What this task involves
Write every record out again exactly as given.

Input material
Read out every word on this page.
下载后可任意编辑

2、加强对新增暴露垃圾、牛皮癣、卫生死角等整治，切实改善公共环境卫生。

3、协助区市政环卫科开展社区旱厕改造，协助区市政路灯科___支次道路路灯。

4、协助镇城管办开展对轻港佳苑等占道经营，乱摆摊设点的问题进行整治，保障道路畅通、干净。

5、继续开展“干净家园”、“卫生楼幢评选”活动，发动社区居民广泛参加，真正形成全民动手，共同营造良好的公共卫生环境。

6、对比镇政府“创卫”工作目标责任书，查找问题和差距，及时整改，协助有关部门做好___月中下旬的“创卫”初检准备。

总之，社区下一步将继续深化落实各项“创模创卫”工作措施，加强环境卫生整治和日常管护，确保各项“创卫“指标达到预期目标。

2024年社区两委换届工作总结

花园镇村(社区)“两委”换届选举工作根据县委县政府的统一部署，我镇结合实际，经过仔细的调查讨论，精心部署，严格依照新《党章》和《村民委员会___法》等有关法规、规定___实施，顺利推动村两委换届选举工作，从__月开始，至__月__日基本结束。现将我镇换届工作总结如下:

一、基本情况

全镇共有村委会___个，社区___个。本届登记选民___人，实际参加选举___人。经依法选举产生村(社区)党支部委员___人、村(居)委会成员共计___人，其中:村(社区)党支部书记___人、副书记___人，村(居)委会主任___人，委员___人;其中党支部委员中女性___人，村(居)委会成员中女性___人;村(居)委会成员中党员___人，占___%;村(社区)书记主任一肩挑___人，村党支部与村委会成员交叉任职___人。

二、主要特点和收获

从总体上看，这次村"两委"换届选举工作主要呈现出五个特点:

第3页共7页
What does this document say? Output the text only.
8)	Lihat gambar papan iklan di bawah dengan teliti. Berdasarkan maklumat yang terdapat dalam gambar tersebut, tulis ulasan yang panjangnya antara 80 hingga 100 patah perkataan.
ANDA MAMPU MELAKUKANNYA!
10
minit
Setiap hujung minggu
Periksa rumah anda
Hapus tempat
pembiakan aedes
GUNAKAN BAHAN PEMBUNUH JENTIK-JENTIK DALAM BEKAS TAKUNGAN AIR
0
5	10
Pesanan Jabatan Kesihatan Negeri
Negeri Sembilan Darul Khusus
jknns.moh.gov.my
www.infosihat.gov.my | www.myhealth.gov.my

Expected answer
Read out every word on this page.
下载后可任意编辑

2、加强对新增暴露垃圾、牛皮癣、卫生死角等整治，切实改善公共环境卫生。

3、协助区市政环卫科开展社区旱厕改造，协助区市政路灯科___支次道路路灯。

4、协助镇城管办开展对轻港佳苑等占道经营，乱摆摊设点的问题进行整治，保障道路畅通、干净。

5、继续开展“干净家园”、“卫生楼幢评选”活动，发动社区居民广泛参加，真正形成全民动手，共同营造良好的公共卫生环境。

6、对比镇政府“创卫”工作目标责任书，查找问题和差距，及时整改，协助有关部门做好___月中下旬的“创卫”初检准备。

总之，社区下一步将继续深化落实各项“创模创卫”工作措施，加强环境卫生整治和日常管护，确保各项“创卫“指标达到预期目标。

2024年社区两委换届工作总结

花园镇村(社区)“两委”换届选举工作根据县委县政府的统一部署，我镇结合实际，经过仔细的调查讨论，精心部署，严格依照新《党章》和《村民委员会___法》等有关法规、规定___实施，顺利推动村两委换届选举工作，从__月开始，至__月__日基本结束。现将我镇换届工作总结如下:

一、基本情况

全镇共有村委会___个，社区___个。本届登记选民___人，实际参加选举___人。经依法选举产生村(社区)党支部委员___人、村(居)委会成员共计___人，其中:村(社区)党支部书记___人、副书记___人，村(居)委会主任___人，委员___人;其中党支部委员中女性___人，村(居)委会成员中女性___人;村(居)委会成员中党员___人，占___%;村(社区)书记主任一肩挑___人，村党支部与村委会成员交叉任职___人。

二、主要特点和收获

从总体上看，这次村"两委"换届选举工作主要呈现出五个特点:

第3页共7页
What does this document say? Output the text only.
8)	Lihat gambar papan iklan di bawah dengan teliti. Berdasarkan maklumat yang terdapat dalam gambar tersebut, tulis ulasan yang panjangnya antara 80 hingga 100 patah perkataan.
ANDA MAMPU MELAKUKANNYA!
10
minit
Setiap hujung minggu
Periksa rumah anda
Hapus tempat
pembiakan aedes
GUNAKAN BAHAN PEMBUNUH JENTIK-JENTIK DALAM BEKAS TAKUNGAN AIR
0
5	10
Pesanan Jabatan Kesihatan Negeri
Negeri Sembilan Darul Khusus
jknns.moh.gov.my
www.infosihat.gov.my | www.myhealth.gov.my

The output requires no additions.